* _WHAT TO DO_: Please output the lines shown below exactly as they appear.

Extracted records:
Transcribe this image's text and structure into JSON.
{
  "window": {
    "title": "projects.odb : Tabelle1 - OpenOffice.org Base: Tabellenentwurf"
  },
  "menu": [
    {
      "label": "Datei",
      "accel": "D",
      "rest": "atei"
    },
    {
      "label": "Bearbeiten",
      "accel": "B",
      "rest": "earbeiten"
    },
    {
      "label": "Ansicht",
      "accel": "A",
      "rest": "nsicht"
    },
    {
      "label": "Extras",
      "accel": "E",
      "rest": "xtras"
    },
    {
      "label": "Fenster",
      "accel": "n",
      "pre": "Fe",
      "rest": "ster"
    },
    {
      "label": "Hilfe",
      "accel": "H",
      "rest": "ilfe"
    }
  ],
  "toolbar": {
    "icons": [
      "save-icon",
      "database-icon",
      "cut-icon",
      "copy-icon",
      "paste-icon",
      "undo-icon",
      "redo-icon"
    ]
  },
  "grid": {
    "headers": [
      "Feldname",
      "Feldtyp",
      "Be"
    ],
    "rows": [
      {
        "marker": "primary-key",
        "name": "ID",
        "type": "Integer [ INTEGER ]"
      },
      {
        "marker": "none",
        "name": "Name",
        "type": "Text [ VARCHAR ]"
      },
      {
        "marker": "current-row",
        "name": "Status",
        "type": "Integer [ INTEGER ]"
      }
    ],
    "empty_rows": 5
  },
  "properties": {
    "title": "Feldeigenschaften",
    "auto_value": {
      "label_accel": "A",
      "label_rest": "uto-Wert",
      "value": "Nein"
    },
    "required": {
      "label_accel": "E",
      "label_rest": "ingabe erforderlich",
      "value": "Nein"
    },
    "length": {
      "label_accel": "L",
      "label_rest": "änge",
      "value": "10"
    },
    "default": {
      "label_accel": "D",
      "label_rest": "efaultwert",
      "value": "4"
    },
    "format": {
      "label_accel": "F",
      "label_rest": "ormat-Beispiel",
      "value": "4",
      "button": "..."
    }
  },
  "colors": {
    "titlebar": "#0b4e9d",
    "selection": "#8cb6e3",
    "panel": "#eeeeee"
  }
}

* _RESPONSE_:
Transcribe this image's text and structure into JSON.
{
  "window": {
    "title": "projects.odb : Tabelle1 - OpenOffice.org Base: Tabellenentwurf"
  },
  "menu": [
    {
      "label": "Datei",
      "accel": "D",
      "rest": "atei"
    },
    {
      "label": "Bearbeiten",
      "accel": "B",
      "rest": "earbeiten"
    },
    {
      "label": "Ansicht",
      "accel": "A",
      "rest": "nsicht"
    },
    {
      "label": "Extras",
      "accel": "E",
      "rest": "xtras"
    },
    {
      "label": "Fenster",
      "accel": "n",
      "pre": "Fe",
      "rest": "ster"
    },
    {
      "label": "Hilfe",
      "accel": "H",
      "rest": "ilfe"
    }
  ],
  "toolbar": {
    "icons": [
      "save-icon",
      "database-icon",
      "cut-icon",
      "copy-icon",
      "paste-icon",
      "undo-icon",
      "redo-icon"
    ]
  },
  "grid": {
    "headers": [
      "Feldname",
      "Feldtyp",
      "Be"
    ],
    "rows": [
      {
        "marker": "primary-key",
        "name": "ID",
        "type": "Integer [ INTEGER ]"
      },
      {
        "marker": "none",
        "name": "Name",
        "type": "Text [ VARCHAR ]"
      },
      {
        "marker": "current-row",
        "name": "Status",
        "type": "Integer [ INTEGER ]"
      }
    ],
    "empty_rows": 5
  },
  "properties": {
    "title": "Feldeigenschaften",
    "auto_value": {
      "label_accel": "A",
      "label_rest": "uto-Wert",
      "value": "Nein"
    },
    "required": {
      "label_accel": "E",
      "label_rest": "ingabe erforderlich",
      "value": "Nein"
    },
    "length": {
      "label_accel": "L",
      "label_rest": "änge",
      "value": "10"
    },
    "default": {
      "label_accel": "D",
      "label_rest": "efaultwert",
      "value": "4"
    },
    "format": {
      "label_accel": "F",
      "label_rest": "ormat-Beispiel",
      "value": "4",
      "button": "..."
    }
  },
  "colors": {
    "titlebar": "#0b4e9d",
    "selection": "#8cb6e3",
    "panel": "#eeeeee"
  }
}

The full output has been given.